> **Exercise description**
Gather all lines from the material that contain "ДОУНБ".
** START OF Data shown **
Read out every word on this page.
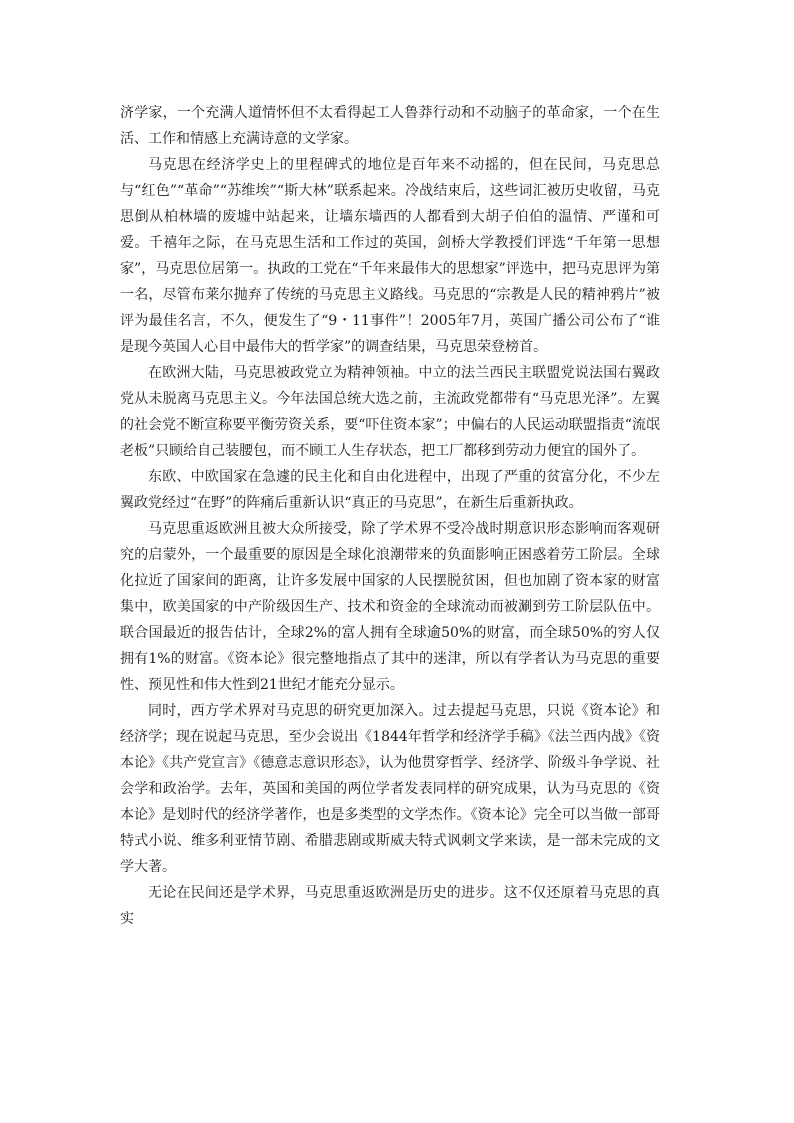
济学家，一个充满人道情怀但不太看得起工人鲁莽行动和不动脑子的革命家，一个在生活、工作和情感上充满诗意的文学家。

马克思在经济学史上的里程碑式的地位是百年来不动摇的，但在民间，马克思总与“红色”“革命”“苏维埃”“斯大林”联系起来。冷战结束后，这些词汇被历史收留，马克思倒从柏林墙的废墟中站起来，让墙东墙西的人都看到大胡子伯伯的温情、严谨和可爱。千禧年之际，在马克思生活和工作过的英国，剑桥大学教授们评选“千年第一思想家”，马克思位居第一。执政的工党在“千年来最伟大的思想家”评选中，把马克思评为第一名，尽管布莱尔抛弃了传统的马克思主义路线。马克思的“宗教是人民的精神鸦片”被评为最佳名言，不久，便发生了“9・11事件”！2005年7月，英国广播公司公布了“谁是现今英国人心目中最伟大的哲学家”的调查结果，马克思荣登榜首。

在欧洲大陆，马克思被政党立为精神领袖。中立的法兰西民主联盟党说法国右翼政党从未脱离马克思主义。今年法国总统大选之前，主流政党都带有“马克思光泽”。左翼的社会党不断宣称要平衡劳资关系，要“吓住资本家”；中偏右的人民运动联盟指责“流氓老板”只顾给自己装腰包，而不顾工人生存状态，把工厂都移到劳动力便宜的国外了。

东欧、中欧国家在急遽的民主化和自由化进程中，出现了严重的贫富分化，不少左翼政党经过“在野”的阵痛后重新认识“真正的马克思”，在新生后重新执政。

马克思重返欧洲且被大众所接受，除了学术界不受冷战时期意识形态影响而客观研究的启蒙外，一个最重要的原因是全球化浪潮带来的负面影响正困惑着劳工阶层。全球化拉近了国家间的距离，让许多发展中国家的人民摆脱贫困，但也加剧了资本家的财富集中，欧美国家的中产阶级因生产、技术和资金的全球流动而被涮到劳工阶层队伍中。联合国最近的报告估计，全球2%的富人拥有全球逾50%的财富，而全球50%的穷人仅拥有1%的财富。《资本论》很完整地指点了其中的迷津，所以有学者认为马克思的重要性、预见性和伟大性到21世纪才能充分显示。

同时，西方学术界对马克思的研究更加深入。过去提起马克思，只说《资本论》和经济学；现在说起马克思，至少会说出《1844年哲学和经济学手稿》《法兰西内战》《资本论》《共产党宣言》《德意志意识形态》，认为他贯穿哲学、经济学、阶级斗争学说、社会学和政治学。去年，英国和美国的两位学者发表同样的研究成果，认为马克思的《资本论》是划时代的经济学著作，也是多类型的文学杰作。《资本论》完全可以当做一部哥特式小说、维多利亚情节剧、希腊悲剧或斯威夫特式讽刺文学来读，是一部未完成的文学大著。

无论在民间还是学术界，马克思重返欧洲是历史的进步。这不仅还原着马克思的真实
** END OF Data shown **
** START OF Data shown **
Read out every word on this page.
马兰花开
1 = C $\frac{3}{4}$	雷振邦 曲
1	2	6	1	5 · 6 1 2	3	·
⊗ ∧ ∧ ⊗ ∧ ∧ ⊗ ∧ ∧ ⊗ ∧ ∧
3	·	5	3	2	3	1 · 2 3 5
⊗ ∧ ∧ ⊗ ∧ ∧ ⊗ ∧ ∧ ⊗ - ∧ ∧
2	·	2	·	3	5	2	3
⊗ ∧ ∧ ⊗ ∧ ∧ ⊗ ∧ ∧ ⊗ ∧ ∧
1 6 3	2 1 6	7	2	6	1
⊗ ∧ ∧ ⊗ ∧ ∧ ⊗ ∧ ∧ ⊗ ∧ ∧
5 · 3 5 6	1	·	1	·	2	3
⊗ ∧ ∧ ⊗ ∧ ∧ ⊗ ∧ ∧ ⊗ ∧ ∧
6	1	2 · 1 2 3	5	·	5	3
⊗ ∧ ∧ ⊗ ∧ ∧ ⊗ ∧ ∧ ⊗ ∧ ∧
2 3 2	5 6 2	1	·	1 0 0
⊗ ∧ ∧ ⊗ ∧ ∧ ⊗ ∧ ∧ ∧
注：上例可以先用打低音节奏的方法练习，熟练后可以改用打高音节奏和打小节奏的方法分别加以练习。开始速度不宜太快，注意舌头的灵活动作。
** END OF Data shown **
** START OF Data shown **
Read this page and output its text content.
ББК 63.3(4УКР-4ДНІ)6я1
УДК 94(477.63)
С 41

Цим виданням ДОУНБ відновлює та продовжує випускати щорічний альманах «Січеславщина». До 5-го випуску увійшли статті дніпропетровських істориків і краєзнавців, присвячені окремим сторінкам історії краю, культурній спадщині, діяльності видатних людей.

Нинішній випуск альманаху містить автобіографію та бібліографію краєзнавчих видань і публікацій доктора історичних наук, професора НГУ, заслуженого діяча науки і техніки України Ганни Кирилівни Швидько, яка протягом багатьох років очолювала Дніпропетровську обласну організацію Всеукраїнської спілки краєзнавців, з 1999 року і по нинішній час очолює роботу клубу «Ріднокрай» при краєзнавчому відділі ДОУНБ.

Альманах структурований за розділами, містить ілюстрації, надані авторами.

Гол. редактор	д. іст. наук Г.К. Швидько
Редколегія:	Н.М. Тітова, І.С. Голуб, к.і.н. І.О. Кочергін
** END OF Data shown **
> **Solution**
Цим виданням ДОУНБ відновлює та продовжує випускати щорічний альманах «Січеславщина». До 5-го випуску увійшли статті дніпропетровських істориків і краєзнавців, присвячені окремим сторінкам історії краю, культурній спадщині, діяльності видатних людей.
Нинішній випуск альманаху містить автобіографію та бібліографію краєзнавчих видань і публікацій доктора історичних наук, професора НГУ, заслуженого діяча науки і техніки України Ганни Кирилівни Швидько, яка протягом багатьох років очолювала Дніпропетровську обласну організацію Всеукраїнської спілки краєзнавців, з 1999 року і по нинішній час очолює роботу клубу «Ріднокрай» при краєзнавчому відділі ДОУНБ.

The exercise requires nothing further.